* _Aim of the exercise_
Filter the entries that follow, copying every line in which the word "values" appears.

(Saved entries)
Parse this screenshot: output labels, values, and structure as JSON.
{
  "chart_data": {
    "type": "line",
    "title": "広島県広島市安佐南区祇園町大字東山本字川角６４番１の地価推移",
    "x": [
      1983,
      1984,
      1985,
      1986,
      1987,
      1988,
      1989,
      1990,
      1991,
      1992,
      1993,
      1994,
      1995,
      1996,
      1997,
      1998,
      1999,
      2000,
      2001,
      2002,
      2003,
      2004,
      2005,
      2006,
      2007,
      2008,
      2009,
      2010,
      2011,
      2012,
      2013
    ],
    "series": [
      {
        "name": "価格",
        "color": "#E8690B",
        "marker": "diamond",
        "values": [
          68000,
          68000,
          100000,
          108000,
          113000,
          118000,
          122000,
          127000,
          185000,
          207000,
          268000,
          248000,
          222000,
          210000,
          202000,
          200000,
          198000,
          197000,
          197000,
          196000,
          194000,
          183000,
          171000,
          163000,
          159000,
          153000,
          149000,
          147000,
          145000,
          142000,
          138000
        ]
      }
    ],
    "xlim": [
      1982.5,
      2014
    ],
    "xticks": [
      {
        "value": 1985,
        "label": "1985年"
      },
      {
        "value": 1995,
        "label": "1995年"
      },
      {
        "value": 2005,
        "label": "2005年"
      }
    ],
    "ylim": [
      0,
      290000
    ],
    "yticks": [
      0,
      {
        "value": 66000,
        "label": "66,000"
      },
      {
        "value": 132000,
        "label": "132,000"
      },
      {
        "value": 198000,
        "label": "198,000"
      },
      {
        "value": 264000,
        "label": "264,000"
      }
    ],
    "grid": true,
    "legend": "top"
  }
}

* _Result of the exercise_
Parse this screenshot: output labels, values, and structure as JSON.
        "values": [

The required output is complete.